** start of Given information **

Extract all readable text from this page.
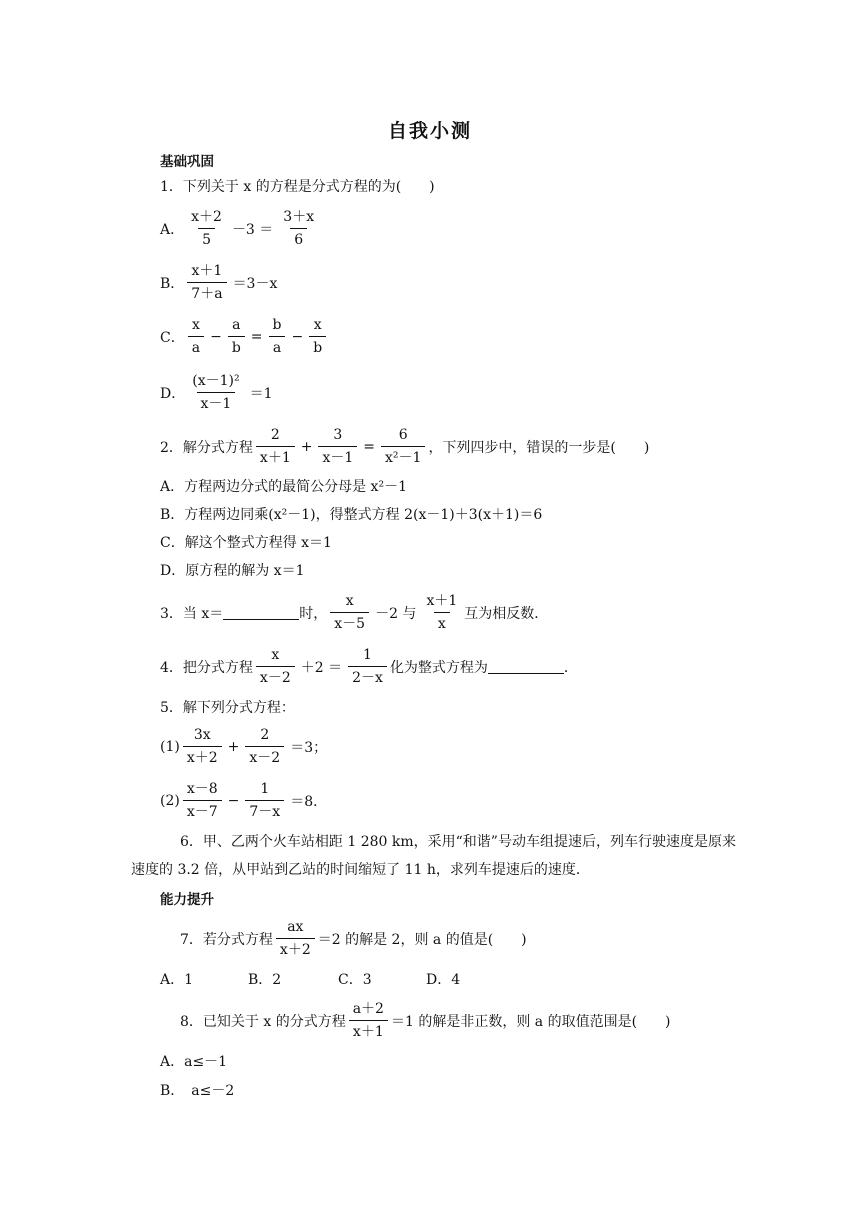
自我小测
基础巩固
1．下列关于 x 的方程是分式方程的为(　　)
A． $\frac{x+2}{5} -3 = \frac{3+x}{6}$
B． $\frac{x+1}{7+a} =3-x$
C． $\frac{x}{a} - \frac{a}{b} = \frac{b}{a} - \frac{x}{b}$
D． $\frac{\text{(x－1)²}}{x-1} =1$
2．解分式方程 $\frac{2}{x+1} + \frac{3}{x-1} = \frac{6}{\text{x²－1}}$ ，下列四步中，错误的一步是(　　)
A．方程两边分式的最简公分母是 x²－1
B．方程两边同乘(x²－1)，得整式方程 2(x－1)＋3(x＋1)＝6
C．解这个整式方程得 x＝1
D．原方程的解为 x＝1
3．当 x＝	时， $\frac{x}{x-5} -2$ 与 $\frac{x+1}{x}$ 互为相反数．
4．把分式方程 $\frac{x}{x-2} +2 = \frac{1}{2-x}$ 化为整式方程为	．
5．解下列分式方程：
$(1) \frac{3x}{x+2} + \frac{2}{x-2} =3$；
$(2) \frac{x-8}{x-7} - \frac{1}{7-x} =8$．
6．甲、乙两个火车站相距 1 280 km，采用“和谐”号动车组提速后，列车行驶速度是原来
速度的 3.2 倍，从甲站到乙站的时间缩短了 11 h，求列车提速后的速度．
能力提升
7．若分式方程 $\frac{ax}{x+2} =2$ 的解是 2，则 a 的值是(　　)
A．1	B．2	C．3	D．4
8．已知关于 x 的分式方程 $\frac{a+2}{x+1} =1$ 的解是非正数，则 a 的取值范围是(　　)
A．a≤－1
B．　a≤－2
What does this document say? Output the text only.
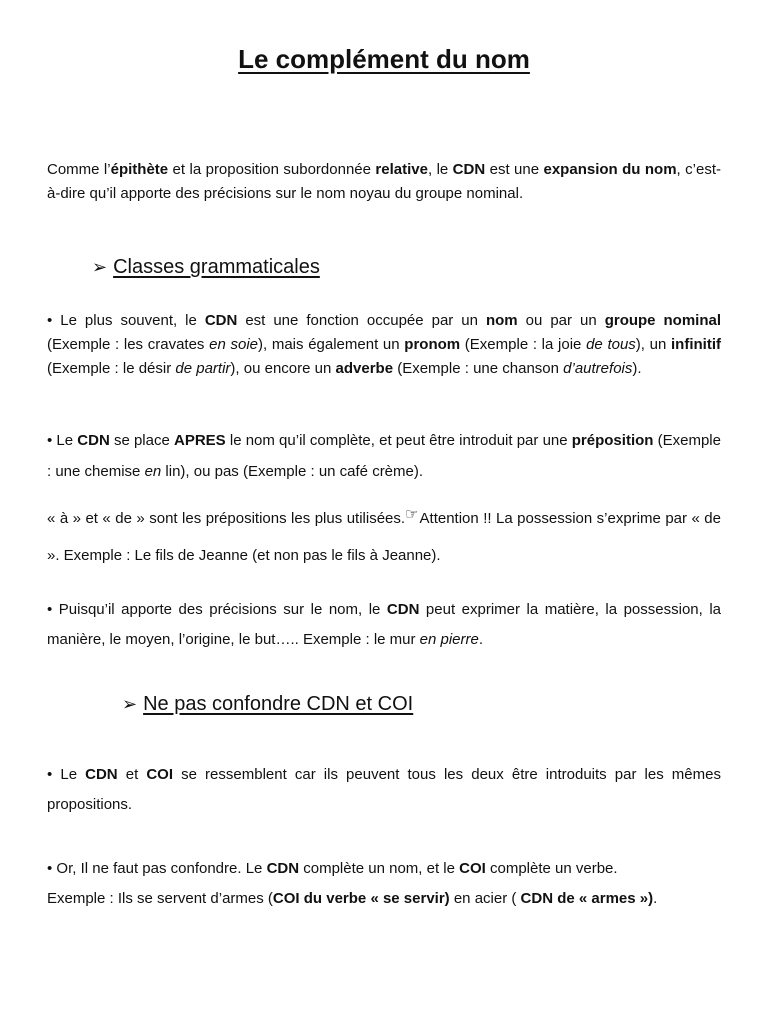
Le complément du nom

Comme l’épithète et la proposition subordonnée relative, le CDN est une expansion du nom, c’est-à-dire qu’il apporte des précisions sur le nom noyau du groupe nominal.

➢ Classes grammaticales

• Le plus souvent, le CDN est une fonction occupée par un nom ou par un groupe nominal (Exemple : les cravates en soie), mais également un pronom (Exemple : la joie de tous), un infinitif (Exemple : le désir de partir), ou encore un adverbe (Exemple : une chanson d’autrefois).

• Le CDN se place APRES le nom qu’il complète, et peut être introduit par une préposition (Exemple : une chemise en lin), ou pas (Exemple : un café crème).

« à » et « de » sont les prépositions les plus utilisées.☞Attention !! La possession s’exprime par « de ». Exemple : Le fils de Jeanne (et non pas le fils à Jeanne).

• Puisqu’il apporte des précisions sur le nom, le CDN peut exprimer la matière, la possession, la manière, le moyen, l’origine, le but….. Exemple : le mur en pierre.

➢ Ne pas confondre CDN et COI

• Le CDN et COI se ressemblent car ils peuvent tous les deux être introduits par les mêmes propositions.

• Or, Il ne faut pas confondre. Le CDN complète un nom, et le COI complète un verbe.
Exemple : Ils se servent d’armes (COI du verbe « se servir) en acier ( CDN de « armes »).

** end of Given information **

- **Your objective**
Go through the entries above and count the lines containing the word "possession"; give only that count.

- **Answer**
2